— Begin RECORDS FOR THE TASK —
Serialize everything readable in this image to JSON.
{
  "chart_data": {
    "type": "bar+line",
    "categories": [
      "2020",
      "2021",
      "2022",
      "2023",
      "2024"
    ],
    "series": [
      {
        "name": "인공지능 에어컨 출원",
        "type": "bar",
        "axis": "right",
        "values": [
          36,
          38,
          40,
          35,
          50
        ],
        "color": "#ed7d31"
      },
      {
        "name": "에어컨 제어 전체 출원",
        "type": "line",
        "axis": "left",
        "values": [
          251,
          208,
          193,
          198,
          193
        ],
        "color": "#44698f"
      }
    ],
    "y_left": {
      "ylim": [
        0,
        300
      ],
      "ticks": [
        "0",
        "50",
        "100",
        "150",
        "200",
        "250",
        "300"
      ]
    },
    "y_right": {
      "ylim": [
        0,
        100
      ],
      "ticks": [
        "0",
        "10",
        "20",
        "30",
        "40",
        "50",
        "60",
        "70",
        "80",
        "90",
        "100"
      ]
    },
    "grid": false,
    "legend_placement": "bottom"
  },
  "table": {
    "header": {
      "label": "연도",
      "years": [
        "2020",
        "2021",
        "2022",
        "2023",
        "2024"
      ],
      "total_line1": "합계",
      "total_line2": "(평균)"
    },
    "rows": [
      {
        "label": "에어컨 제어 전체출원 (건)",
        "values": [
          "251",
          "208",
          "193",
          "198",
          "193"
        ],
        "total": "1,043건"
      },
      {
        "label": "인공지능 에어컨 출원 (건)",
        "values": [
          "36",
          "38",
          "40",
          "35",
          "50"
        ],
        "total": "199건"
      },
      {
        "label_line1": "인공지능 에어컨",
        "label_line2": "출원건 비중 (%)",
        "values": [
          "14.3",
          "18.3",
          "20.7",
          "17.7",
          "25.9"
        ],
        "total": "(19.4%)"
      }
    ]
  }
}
— End RECORDS FOR THE TASK —
**DIRECTIONS FOR THIS TASK:** Copy out each line exactly as written.

**THE OUTPUT:**
Serialize everything readable in this image to JSON.
{
  "chart_data": {
    "type": "bar+line",
    "categories": [
      "2020",
      "2021",
      "2022",
      "2023",
      "2024"
    ],
    "series": [
      {
        "name": "인공지능 에어컨 출원",
        "type": "bar",
        "axis": "right",
        "values": [
          36,
          38,
          40,
          35,
          50
        ],
        "color": "#ed7d31"
      },
      {
        "name": "에어컨 제어 전체 출원",
        "type": "line",
        "axis": "left",
        "values": [
          251,
          208,
          193,
          198,
          193
        ],
        "color": "#44698f"
      }
    ],
    "y_left": {
      "ylim": [
        0,
        300
      ],
      "ticks": [
        "0",
        "50",
        "100",
        "150",
        "200",
        "250",
        "300"
      ]
    },
    "y_right": {
      "ylim": [
        0,
        100
      ],
      "ticks": [
        "0",
        "10",
        "20",
        "30",
        "40",
        "50",
        "60",
        "70",
        "80",
        "90",
        "100"
      ]
    },
    "grid": false,
    "legend_placement": "bottom"
  },
  "table": {
    "header": {
      "label": "연도",
      "years": [
        "2020",
        "2021",
        "2022",
        "2023",
        "2024"
      ],
      "total_line1": "합계",
      "total_line2": "(평균)"
    },
    "rows": [
      {
        "label": "에어컨 제어 전체출원 (건)",
        "values": [
          "251",
          "208",
          "193",
          "198",
          "193"
        ],
        "total": "1,043건"
      },
      {
        "label": "인공지능 에어컨 출원 (건)",
        "values": [
          "36",
          "38",
          "40",
          "35",
          "50"
        ],
        "total": "199건"
      },
      {
        "label_line1": "인공지능 에어컨",
        "label_line2": "출원건 비중 (%)",
        "values": [
          "14.3",
          "18.3",
          "20.7",
          "17.7",
          "25.9"
        ],
        "total": "(19.4%)"
      }
    ]
  }
}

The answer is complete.